▸ **WORK INSTRUCTIONS**: Word for word, repeat the entries, minus the pictures.

(Saved data entries)
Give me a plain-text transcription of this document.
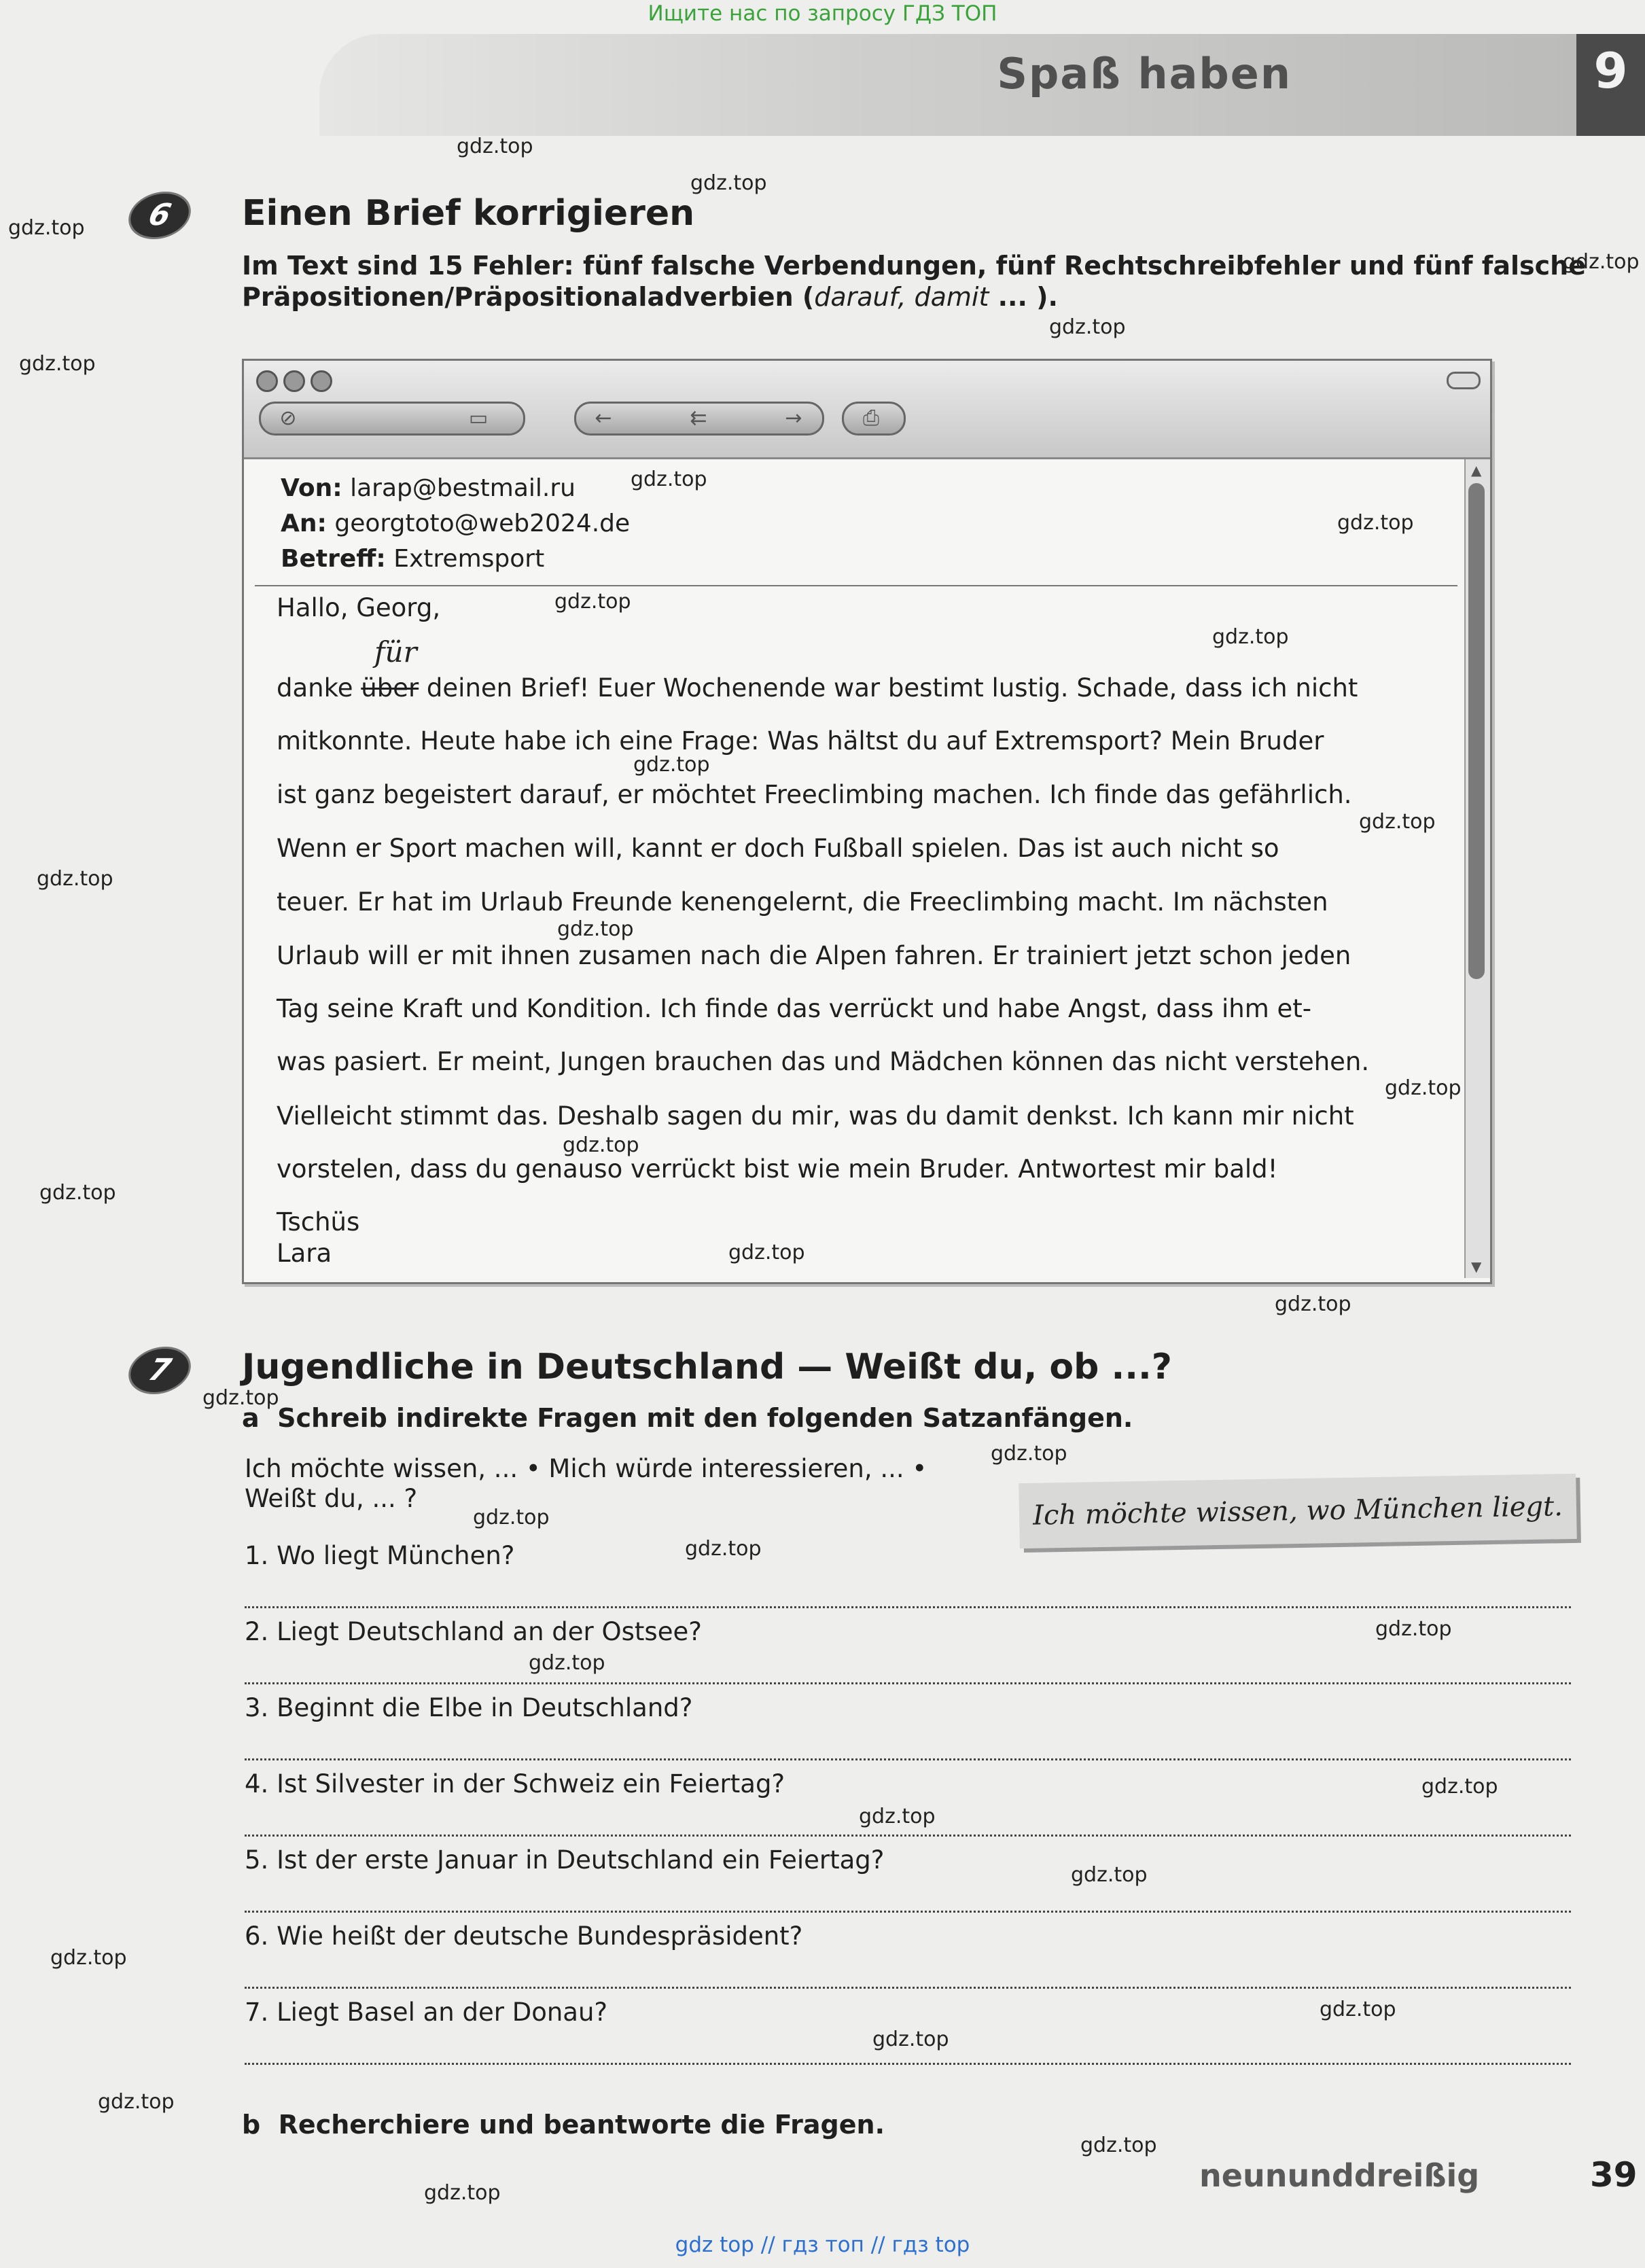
Ищите нас по запросу ГДЗ ТОП
Spaß haben	9
6	Einen Brief korrigieren
Im Text sind 15 Fehler: fünf falsche Verbendungen, fünf Rechtschreibfehler und fünf falsche
Präpositionen/Präpositionaladverbien (darauf, damit ... ).
⊘	▭	←	⇇	→	⎙
Von: larap@bestmail.ru
An: georgtoto@web2024.de
Betreff: Extremsport
Hallo, Georg,
für
danke über deinen Brief! Euer Wochenende war bestimt lustig. Schade, dass ich nicht
mitkonnte. Heute habe ich eine Frage: Was hältst du auf Extremsport? Mein Bruder
ist ganz begeistert darauf, er möchtet Freeclimbing machen. Ich finde das gefährlich.
Wenn er Sport machen will, kannt er doch Fußball spielen. Das ist auch nicht so
teuer. Er hat im Urlaub Freunde kenengelernt, die Freeclimbing macht. Im nächsten
Urlaub will er mit ihnen zusamen nach die Alpen fahren. Er trainiert jetzt schon jeden
Tag seine Kraft und Kondition. Ich finde das verrückt und habe Angst, dass ihm et-
was pasiert. Er meint, Jungen brauchen das und Mädchen können das nicht verstehen.
Vielleicht stimmt das. Deshalb sagen du mir, was du damit denkst. Ich kann mir nicht
vorstelen, dass du genauso verrückt bist wie mein Bruder. Antwortest mir bald!
Tschüs
Lara
▲
▼
7	Jugendliche in Deutschland — Weißt du, ob ...?
a Schreib indirekte Fragen mit den folgenden Satzanfängen.
Ich möchte wissen, ... • Mich würde interessieren, ... •
Weißt du, ... ?	Ich möchte wissen, wo München liegt.
1. Wo liegt München?
2. Liegt Deutschland an der Ostsee?
3. Beginnt die Elbe in Deutschland?
4. Ist Silvester in der Schweiz ein Feiertag?
5. Ist der erste Januar in Deutschland ein Feiertag?
6. Wie heißt der deutsche Bundespräsident?
7. Liegt Basel an der Donau?
b Recherchiere und beantworte die Fragen.
gdz.top
gdz.top
gdz.top
gdz.top
gdz.top
gdz.top
gdz.top
gdz.top
gdz.top
gdz.top
gdz.top
gdz.top
gdz.top
gdz.top
gdz.top
gdz.top
gdz.top
gdz.top
gdz.top
gdz.top
gdz.top
gdz.top
gdz.top
gdz.top
gdz.top
gdz.top
gdz.top
gdz.top
gdz.top
gdz.top
gdz.top
gdz.top
gdz.top
gdz.top	neununddreißig	39
gdz top // гдз топ // гдз top
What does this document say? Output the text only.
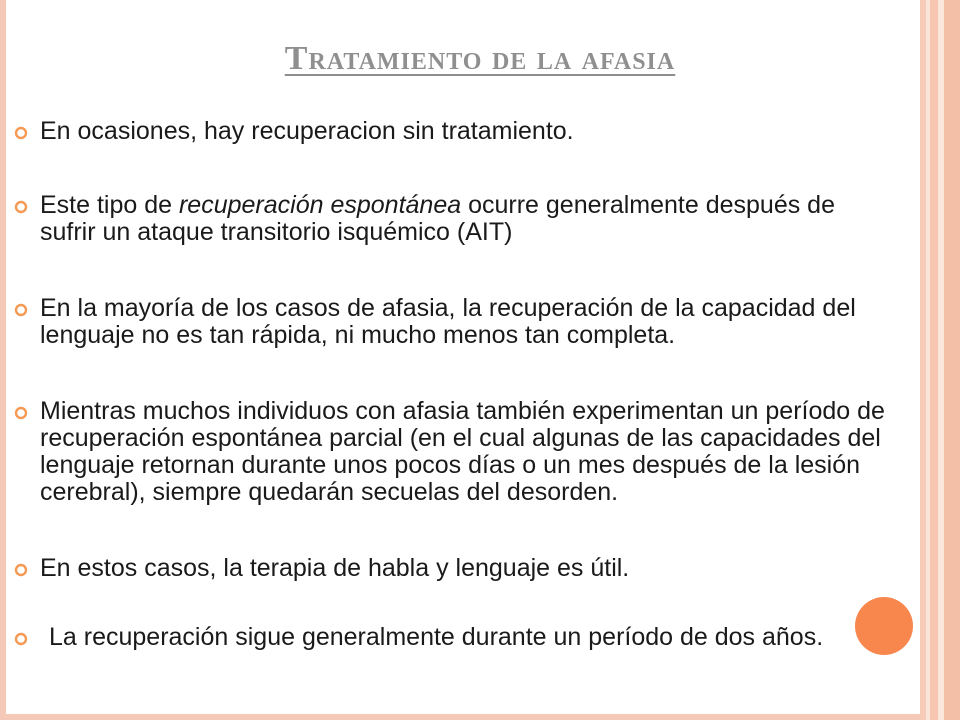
Tratamiento de la afasia
En ocasiones, hay recuperacion sin tratamiento.
Este tipo de recuperación espontánea ocurre generalmente después de sufrir un ataque transitorio isquémico (AIT)
En la mayoría de los casos de afasia, la recuperación de la capacidad del lenguaje no es tan rápida, ni mucho menos tan completa.
Mientras muchos individuos con afasia también experimentan un período de recuperación espontánea parcial (en el cual algunas de las capacidades del lenguaje retornan durante unos pocos días o un mes después de la lesión cerebral), siempre quedarán secuelas del desorden.
En estos casos, la terapia de habla y lenguaje es útil.
La recuperación sigue generalmente durante un período de dos años.
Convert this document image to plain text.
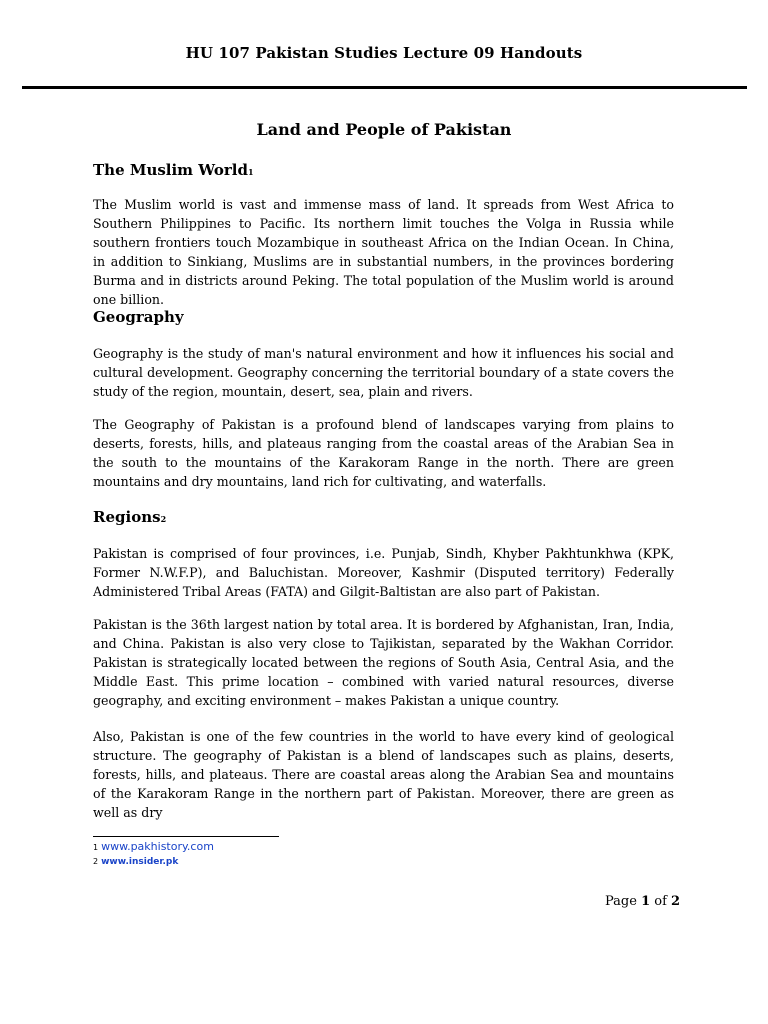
HU 107 Pakistan Studies Lecture 09 Handouts
Land and People of Pakistan
The Muslim World1

The Muslim world is vast and immense mass of land. It spreads from West Africa to Southern Philippines to Pacific. Its northern limit touches the Volga in Russia while southern frontiers touch Mozambique in southeast Africa on the Indian Ocean. In China, in addition to Sinkiang, Muslims are in substantial numbers, in the provinces bordering Burma and in districts around Peking. The total population of the Muslim world is around one billion.

Geography

Geography is the study of man's natural environment and how it influences his social and cultural development. Geography concerning the territorial boundary of a state covers the study of the region, mountain, desert, sea, plain and rivers.

The Geography of Pakistan is a profound blend of landscapes varying from plains to deserts, forests, hills, and plateaus ranging from the coastal areas of the Arabian Sea in the south to the mountains of the Karakoram Range in the north. There are green mountains and dry mountains, land rich for cultivating, and waterfalls.

Regions2

Pakistan is comprised of four provinces, i.e. Punjab, Sindh, Khyber Pakhtunkhwa (KPK, Former N.W.F.P), and Baluchistan. Moreover, Kashmir (Disputed territory) Federally Administered Tribal Areas (FATA) and Gilgit-Baltistan are also part of Pakistan.

Pakistan is the 36th largest nation by total area. It is bordered by Afghanistan, Iran, India, and China. Pakistan is also very close to Tajikistan, separated by the Wakhan Corridor. Pakistan is strategically located between the regions of South Asia, Central Asia, and the Middle East. This prime location – combined with varied natural resources, diverse geography, and exciting environment – makes Pakistan a unique country.

Also, Pakistan is one of the few countries in the world to have every kind of geological structure. The geography of Pakistan is a blend of landscapes such as plains, deserts, forests, hills, and plateaus. There are coastal areas along the Arabian Sea and mountains of the Karakoram Range in the northern part of Pakistan. Moreover, there are green as well as dry

1 www.pakhistory.com
2 www.insider.pk
Page 1 of 2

▸ **SOLUTION TO THIS TASK**:
Give me a plain-text transcription of this document.
Ищите нас по запросу ГДЗ ТОП
Spaß haben	9
6	Einen Brief korrigieren
Im Text sind 15 Fehler: fünf falsche Verbendungen, fünf Rechtschreibfehler und fünf falsche
Präpositionen/Präpositionaladverbien (darauf, damit ... ).
⊘	▭	←	⇇	→	⎙
Von: larap@bestmail.ru
An: georgtoto@web2024.de
Betreff: Extremsport
Hallo, Georg,
für
danke über deinen Brief! Euer Wochenende war bestimt lustig. Schade, dass ich nicht
mitkonnte. Heute habe ich eine Frage: Was hältst du auf Extremsport? Mein Bruder
ist ganz begeistert darauf, er möchtet Freeclimbing machen. Ich finde das gefährlich.
Wenn er Sport machen will, kannt er doch Fußball spielen. Das ist auch nicht so
teuer. Er hat im Urlaub Freunde kenengelernt, die Freeclimbing macht. Im nächsten
Urlaub will er mit ihnen zusamen nach die Alpen fahren. Er trainiert jetzt schon jeden
Tag seine Kraft und Kondition. Ich finde das verrückt und habe Angst, dass ihm et-
was pasiert. Er meint, Jungen brauchen das und Mädchen können das nicht verstehen.
Vielleicht stimmt das. Deshalb sagen du mir, was du damit denkst. Ich kann mir nicht
vorstelen, dass du genauso verrückt bist wie mein Bruder. Antwortest mir bald!
Tschüs
Lara
▲
▼
7	Jugendliche in Deutschland — Weißt du, ob ...?
a Schreib indirekte Fragen mit den folgenden Satzanfängen.
Ich möchte wissen, ... • Mich würde interessieren, ... •
Weißt du, ... ?	Ich möchte wissen, wo München liegt.
1. Wo liegt München?
2. Liegt Deutschland an der Ostsee?
3. Beginnt die Elbe in Deutschland?
4. Ist Silvester in der Schweiz ein Feiertag?
5. Ist der erste Januar in Deutschland ein Feiertag?
6. Wie heißt der deutsche Bundespräsident?
7. Liegt Basel an der Donau?
b Recherchiere und beantworte die Fragen.
gdz.top
gdz.top
gdz.top
gdz.top
gdz.top
gdz.top
gdz.top
gdz.top
gdz.top
gdz.top
gdz.top
gdz.top
gdz.top
gdz.top
gdz.top
gdz.top
gdz.top
gdz.top
gdz.top
gdz.top
gdz.top
gdz.top
gdz.top
gdz.top
gdz.top
gdz.top
gdz.top
gdz.top
gdz.top
gdz.top
gdz.top
gdz.top
gdz.top
gdz.top	neununddreißig	39
gdz top // гдз топ // гдз top
What does this document say? Output the text only.
Tratamiento de la afasia
En ocasiones, hay recuperacion sin tratamiento.
Este tipo de recuperación espontánea ocurre generalmente después de sufrir un ataque transitorio isquémico (AIT)
En la mayoría de los casos de afasia, la recuperación de la capacidad del lenguaje no es tan rápida, ni mucho menos tan completa.
Mientras muchos individuos con afasia también experimentan un período de recuperación espontánea parcial (en el cual algunas de las capacidades del lenguaje retornan durante unos pocos días o un mes después de la lesión cerebral), siempre quedarán secuelas del desorden.
En estos casos, la terapia de habla y lenguaje es útil.
La recuperación sigue generalmente durante un período de dos años.
Convert this document image to plain text.
HU 107 Pakistan Studies Lecture 09 Handouts
Land and People of Pakistan
The Muslim World1

The Muslim world is vast and immense mass of land. It spreads from West Africa to Southern Philippines to Pacific. Its northern limit touches the Volga in Russia while southern frontiers touch Mozambique in southeast Africa on the Indian Ocean. In China, in addition to Sinkiang, Muslims are in substantial numbers, in the provinces bordering Burma and in districts around Peking. The total population of the Muslim world is around one billion.

Geography

Geography is the study of man's natural environment and how it influences his social and cultural development. Geography concerning the territorial boundary of a state covers the study of the region, mountain, desert, sea, plain and rivers.

The Geography of Pakistan is a profound blend of landscapes varying from plains to deserts, forests, hills, and plateaus ranging from the coastal areas of the Arabian Sea in the south to the mountains of the Karakoram Range in the north. There are green mountains and dry mountains, land rich for cultivating, and waterfalls.

Regions2

Pakistan is comprised of four provinces, i.e. Punjab, Sindh, Khyber Pakhtunkhwa (KPK, Former N.W.F.P), and Baluchistan. Moreover, Kashmir (Disputed territory) Federally Administered Tribal Areas (FATA) and Gilgit-Baltistan are also part of Pakistan.

Pakistan is the 36th largest nation by total area. It is bordered by Afghanistan, Iran, India, and China. Pakistan is also very close to Tajikistan, separated by the Wakhan Corridor. Pakistan is strategically located between the regions of South Asia, Central Asia, and the Middle East. This prime location – combined with varied natural resources, diverse geography, and exciting environment – makes Pakistan a unique country.

Also, Pakistan is one of the few countries in the world to have every kind of geological structure. The geography of Pakistan is a blend of landscapes such as plains, deserts, forests, hills, and plateaus. There are coastal areas along the Arabian Sea and mountains of the Karakoram Range in the northern part of Pakistan. Moreover, there are green as well as dry

1 www.pakhistory.com
2 www.insider.pk
Page 1 of 2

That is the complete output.